## INSTRUCTION
Word for word, print each line of the listing below; pictures stay out.

## EXTRACTED ENTRIES
***

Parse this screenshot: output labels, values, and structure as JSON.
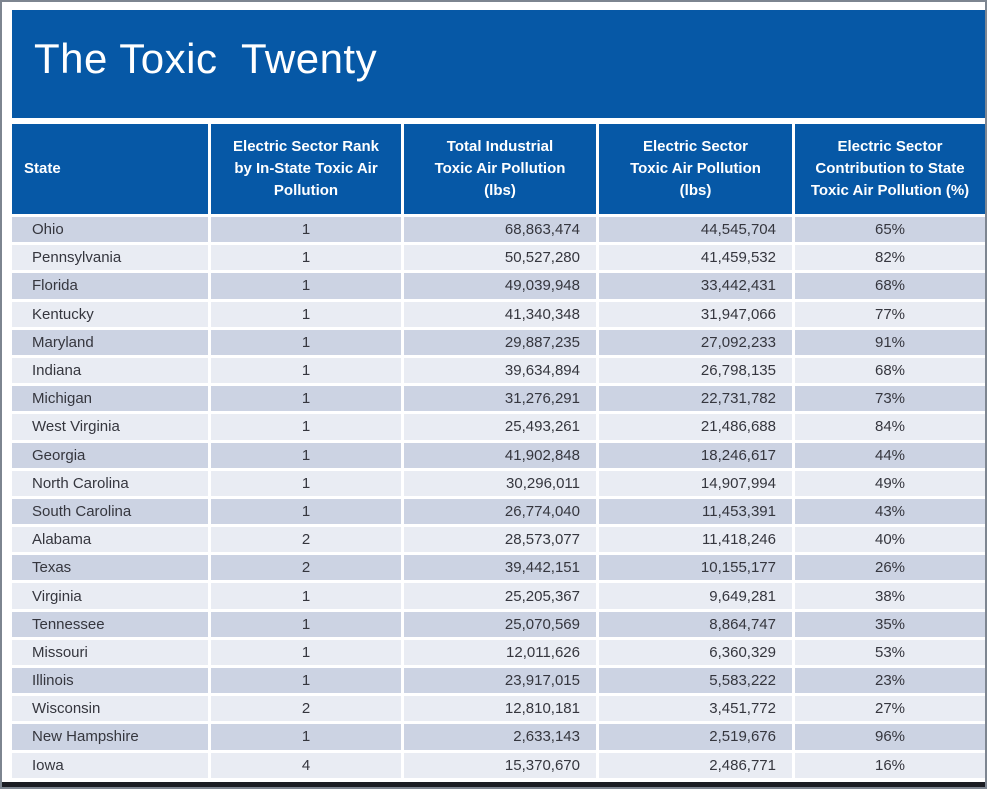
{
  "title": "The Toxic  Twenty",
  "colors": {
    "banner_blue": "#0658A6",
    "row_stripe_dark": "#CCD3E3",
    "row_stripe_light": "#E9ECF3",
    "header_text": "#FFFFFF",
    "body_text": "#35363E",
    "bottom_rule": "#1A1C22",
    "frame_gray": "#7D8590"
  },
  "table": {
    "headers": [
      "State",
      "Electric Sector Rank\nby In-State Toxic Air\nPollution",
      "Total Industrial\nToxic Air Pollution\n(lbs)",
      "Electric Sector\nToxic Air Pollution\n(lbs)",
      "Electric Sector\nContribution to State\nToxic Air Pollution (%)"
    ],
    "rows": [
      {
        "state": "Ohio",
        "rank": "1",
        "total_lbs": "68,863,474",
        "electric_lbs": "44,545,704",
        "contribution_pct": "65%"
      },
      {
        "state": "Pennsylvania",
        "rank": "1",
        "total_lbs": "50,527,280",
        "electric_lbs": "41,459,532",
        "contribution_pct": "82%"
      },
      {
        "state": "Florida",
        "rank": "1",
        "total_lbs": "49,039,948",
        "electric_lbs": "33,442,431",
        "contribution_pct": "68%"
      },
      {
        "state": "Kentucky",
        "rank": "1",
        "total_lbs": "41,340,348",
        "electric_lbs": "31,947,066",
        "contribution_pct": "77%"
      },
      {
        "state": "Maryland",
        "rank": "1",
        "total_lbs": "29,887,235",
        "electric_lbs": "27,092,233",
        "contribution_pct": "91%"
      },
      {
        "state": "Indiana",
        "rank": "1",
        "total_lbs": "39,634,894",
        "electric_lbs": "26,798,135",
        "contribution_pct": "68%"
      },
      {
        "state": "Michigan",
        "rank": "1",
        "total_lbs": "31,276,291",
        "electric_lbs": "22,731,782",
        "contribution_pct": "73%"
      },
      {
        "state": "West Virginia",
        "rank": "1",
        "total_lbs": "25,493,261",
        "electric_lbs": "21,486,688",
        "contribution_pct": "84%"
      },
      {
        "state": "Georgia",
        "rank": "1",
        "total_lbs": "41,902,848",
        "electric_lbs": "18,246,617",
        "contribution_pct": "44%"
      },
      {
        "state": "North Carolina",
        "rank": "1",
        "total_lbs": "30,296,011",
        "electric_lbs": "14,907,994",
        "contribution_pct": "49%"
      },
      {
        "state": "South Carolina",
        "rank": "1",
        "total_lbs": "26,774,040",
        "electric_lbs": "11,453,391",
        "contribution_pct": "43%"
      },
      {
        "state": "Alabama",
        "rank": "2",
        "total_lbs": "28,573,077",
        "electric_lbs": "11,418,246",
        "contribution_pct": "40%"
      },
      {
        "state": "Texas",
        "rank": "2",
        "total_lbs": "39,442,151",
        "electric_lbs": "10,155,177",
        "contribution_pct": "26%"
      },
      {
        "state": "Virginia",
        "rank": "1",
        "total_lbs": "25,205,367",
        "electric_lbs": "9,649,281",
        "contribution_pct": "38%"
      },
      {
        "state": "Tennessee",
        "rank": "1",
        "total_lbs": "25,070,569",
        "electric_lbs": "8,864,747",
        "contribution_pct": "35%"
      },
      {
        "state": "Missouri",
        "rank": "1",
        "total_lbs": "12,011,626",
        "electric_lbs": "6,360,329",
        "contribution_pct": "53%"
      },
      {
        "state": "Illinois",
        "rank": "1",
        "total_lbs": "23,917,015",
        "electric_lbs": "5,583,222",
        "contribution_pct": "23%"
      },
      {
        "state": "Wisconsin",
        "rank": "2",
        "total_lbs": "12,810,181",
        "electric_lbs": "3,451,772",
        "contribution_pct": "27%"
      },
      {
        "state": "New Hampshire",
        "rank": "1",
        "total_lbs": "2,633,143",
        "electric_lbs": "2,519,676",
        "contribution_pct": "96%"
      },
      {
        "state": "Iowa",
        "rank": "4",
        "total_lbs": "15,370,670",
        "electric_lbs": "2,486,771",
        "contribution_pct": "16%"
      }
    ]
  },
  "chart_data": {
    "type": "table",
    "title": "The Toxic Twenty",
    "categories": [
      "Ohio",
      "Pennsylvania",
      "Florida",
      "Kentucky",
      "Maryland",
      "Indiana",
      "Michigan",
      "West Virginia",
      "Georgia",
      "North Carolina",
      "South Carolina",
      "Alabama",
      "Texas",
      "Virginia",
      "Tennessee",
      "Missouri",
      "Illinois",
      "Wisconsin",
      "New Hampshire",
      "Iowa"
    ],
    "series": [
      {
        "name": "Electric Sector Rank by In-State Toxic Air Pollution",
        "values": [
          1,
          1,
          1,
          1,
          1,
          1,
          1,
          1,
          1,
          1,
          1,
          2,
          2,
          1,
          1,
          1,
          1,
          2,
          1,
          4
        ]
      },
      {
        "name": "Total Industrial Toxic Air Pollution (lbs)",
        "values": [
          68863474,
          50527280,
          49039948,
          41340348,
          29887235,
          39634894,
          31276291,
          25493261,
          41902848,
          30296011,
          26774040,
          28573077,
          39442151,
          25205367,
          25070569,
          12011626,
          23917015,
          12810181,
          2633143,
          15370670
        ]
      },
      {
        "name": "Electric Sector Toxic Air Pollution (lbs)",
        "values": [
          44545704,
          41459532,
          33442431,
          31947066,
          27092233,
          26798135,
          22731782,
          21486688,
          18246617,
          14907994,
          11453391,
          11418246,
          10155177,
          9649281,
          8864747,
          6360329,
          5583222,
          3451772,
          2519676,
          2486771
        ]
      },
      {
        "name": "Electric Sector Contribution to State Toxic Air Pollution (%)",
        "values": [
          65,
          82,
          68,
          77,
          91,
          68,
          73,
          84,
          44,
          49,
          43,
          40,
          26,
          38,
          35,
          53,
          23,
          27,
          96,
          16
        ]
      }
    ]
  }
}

***

## RESPONSE TO THIS TASK
Parse this screenshot: output labels, values, and structure as JSON.
{
  "title": "The Toxic  Twenty",
  "colors": {
    "banner_blue": "#0658A6",
    "row_stripe_dark": "#CCD3E3",
    "row_stripe_light": "#E9ECF3",
    "header_text": "#FFFFFF",
    "body_text": "#35363E",
    "bottom_rule": "#1A1C22",
    "frame_gray": "#7D8590"
  },
  "table": {
    "headers": [
      "State",
      "Electric Sector Rank\nby In-State Toxic Air\nPollution",
      "Total Industrial\nToxic Air Pollution\n(lbs)",
      "Electric Sector\nToxic Air Pollution\n(lbs)",
      "Electric Sector\nContribution to State\nToxic Air Pollution (%)"
    ],
    "rows": [
      {
        "state": "Ohio",
        "rank": "1",
        "total_lbs": "68,863,474",
        "electric_lbs": "44,545,704",
        "contribution_pct": "65%"
      },
      {
        "state": "Pennsylvania",
        "rank": "1",
        "total_lbs": "50,527,280",
        "electric_lbs": "41,459,532",
        "contribution_pct": "82%"
      },
      {
        "state": "Florida",
        "rank": "1",
        "total_lbs": "49,039,948",
        "electric_lbs": "33,442,431",
        "contribution_pct": "68%"
      },
      {
        "state": "Kentucky",
        "rank": "1",
        "total_lbs": "41,340,348",
        "electric_lbs": "31,947,066",
        "contribution_pct": "77%"
      },
      {
        "state": "Maryland",
        "rank": "1",
        "total_lbs": "29,887,235",
        "electric_lbs": "27,092,233",
        "contribution_pct": "91%"
      },
      {
        "state": "Indiana",
        "rank": "1",
        "total_lbs": "39,634,894",
        "electric_lbs": "26,798,135",
        "contribution_pct": "68%"
      },
      {
        "state": "Michigan",
        "rank": "1",
        "total_lbs": "31,276,291",
        "electric_lbs": "22,731,782",
        "contribution_pct": "73%"
      },
      {
        "state": "West Virginia",
        "rank": "1",
        "total_lbs": "25,493,261",
        "electric_lbs": "21,486,688",
        "contribution_pct": "84%"
      },
      {
        "state": "Georgia",
        "rank": "1",
        "total_lbs": "41,902,848",
        "electric_lbs": "18,246,617",
        "contribution_pct": "44%"
      },
      {
        "state": "North Carolina",
        "rank": "1",
        "total_lbs": "30,296,011",
        "electric_lbs": "14,907,994",
        "contribution_pct": "49%"
      },
      {
        "state": "South Carolina",
        "rank": "1",
        "total_lbs": "26,774,040",
        "electric_lbs": "11,453,391",
        "contribution_pct": "43%"
      },
      {
        "state": "Alabama",
        "rank": "2",
        "total_lbs": "28,573,077",
        "electric_lbs": "11,418,246",
        "contribution_pct": "40%"
      },
      {
        "state": "Texas",
        "rank": "2",
        "total_lbs": "39,442,151",
        "electric_lbs": "10,155,177",
        "contribution_pct": "26%"
      },
      {
        "state": "Virginia",
        "rank": "1",
        "total_lbs": "25,205,367",
        "electric_lbs": "9,649,281",
        "contribution_pct": "38%"
      },
      {
        "state": "Tennessee",
        "rank": "1",
        "total_lbs": "25,070,569",
        "electric_lbs": "8,864,747",
        "contribution_pct": "35%"
      },
      {
        "state": "Missouri",
        "rank": "1",
        "total_lbs": "12,011,626",
        "electric_lbs": "6,360,329",
        "contribution_pct": "53%"
      },
      {
        "state": "Illinois",
        "rank": "1",
        "total_lbs": "23,917,015",
        "electric_lbs": "5,583,222",
        "contribution_pct": "23%"
      },
      {
        "state": "Wisconsin",
        "rank": "2",
        "total_lbs": "12,810,181",
        "electric_lbs": "3,451,772",
        "contribution_pct": "27%"
      },
      {
        "state": "New Hampshire",
        "rank": "1",
        "total_lbs": "2,633,143",
        "electric_lbs": "2,519,676",
        "contribution_pct": "96%"
      },
      {
        "state": "Iowa",
        "rank": "4",
        "total_lbs": "15,370,670",
        "electric_lbs": "2,486,771",
        "contribution_pct": "16%"
      }
    ]
  },
  "chart_data": {
    "type": "table",
    "title": "The Toxic Twenty",
    "categories": [
      "Ohio",
      "Pennsylvania",
      "Florida",
      "Kentucky",
      "Maryland",
      "Indiana",
      "Michigan",
      "West Virginia",
      "Georgia",
      "North Carolina",
      "South Carolina",
      "Alabama",
      "Texas",
      "Virginia",
      "Tennessee",
      "Missouri",
      "Illinois",
      "Wisconsin",
      "New Hampshire",
      "Iowa"
    ],
    "series": [
      {
        "name": "Electric Sector Rank by In-State Toxic Air Pollution",
        "values": [
          1,
          1,
          1,
          1,
          1,
          1,
          1,
          1,
          1,
          1,
          1,
          2,
          2,
          1,
          1,
          1,
          1,
          2,
          1,
          4
        ]
      },
      {
        "name": "Total Industrial Toxic Air Pollution (lbs)",
        "values": [
          68863474,
          50527280,
          49039948,
          41340348,
          29887235,
          39634894,
          31276291,
          25493261,
          41902848,
          30296011,
          26774040,
          28573077,
          39442151,
          25205367,
          25070569,
          12011626,
          23917015,
          12810181,
          2633143,
          15370670
        ]
      },
      {
        "name": "Electric Sector Toxic Air Pollution (lbs)",
        "values": [
          44545704,
          41459532,
          33442431,
          31947066,
          27092233,
          26798135,
          22731782,
          21486688,
          18246617,
          14907994,
          11453391,
          11418246,
          10155177,
          9649281,
          8864747,
          6360329,
          5583222,
          3451772,
          2519676,
          2486771
        ]
      },
      {
        "name": "Electric Sector Contribution to State Toxic Air Pollution (%)",
        "values": [
          65,
          82,
          68,
          77,
          91,
          68,
          73,
          84,
          44,
          49,
          43,
          40,
          26,
          38,
          35,
          53,
          23,
          27,
          96,
          16
        ]
      }
    ]
  }
}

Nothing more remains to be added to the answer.